Go through the records below and report each line with "this" in it.

>>>

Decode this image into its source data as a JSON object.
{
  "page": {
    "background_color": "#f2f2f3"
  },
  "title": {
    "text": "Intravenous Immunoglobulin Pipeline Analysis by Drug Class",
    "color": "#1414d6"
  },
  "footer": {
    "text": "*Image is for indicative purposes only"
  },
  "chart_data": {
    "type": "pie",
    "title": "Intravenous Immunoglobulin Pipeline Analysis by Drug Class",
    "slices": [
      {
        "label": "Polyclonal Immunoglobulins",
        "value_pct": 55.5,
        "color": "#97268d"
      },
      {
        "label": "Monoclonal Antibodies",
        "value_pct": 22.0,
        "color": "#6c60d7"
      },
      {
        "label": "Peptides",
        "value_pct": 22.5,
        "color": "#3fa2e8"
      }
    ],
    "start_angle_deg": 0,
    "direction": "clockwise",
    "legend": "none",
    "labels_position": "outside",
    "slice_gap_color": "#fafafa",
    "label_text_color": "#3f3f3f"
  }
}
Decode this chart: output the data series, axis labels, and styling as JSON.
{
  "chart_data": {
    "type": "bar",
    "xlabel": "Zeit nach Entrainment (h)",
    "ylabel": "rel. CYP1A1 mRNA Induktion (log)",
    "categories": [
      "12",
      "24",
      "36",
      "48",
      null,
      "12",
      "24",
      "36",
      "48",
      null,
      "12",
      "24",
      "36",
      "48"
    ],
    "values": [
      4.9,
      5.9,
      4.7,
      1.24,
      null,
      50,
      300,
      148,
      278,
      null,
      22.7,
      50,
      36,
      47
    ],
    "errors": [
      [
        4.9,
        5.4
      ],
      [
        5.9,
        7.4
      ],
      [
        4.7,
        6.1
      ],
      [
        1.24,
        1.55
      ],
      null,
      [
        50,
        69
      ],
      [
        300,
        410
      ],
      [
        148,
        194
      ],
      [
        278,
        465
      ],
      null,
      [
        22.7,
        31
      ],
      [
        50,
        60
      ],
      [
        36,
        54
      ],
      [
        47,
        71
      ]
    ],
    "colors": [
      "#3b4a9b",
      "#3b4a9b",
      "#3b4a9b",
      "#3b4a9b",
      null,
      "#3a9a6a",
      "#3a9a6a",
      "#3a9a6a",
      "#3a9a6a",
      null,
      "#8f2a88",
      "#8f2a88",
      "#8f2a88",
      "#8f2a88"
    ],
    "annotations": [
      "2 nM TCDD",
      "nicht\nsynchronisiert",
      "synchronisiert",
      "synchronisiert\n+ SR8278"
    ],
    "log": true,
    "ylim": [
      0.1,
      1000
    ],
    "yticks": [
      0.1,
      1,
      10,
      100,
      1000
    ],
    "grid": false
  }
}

<<<

= WRITTEN RESPONSE =
Decode this image into its source data as a JSON object.
Decode this chart: output the data series, axis labels, and styling as JSON.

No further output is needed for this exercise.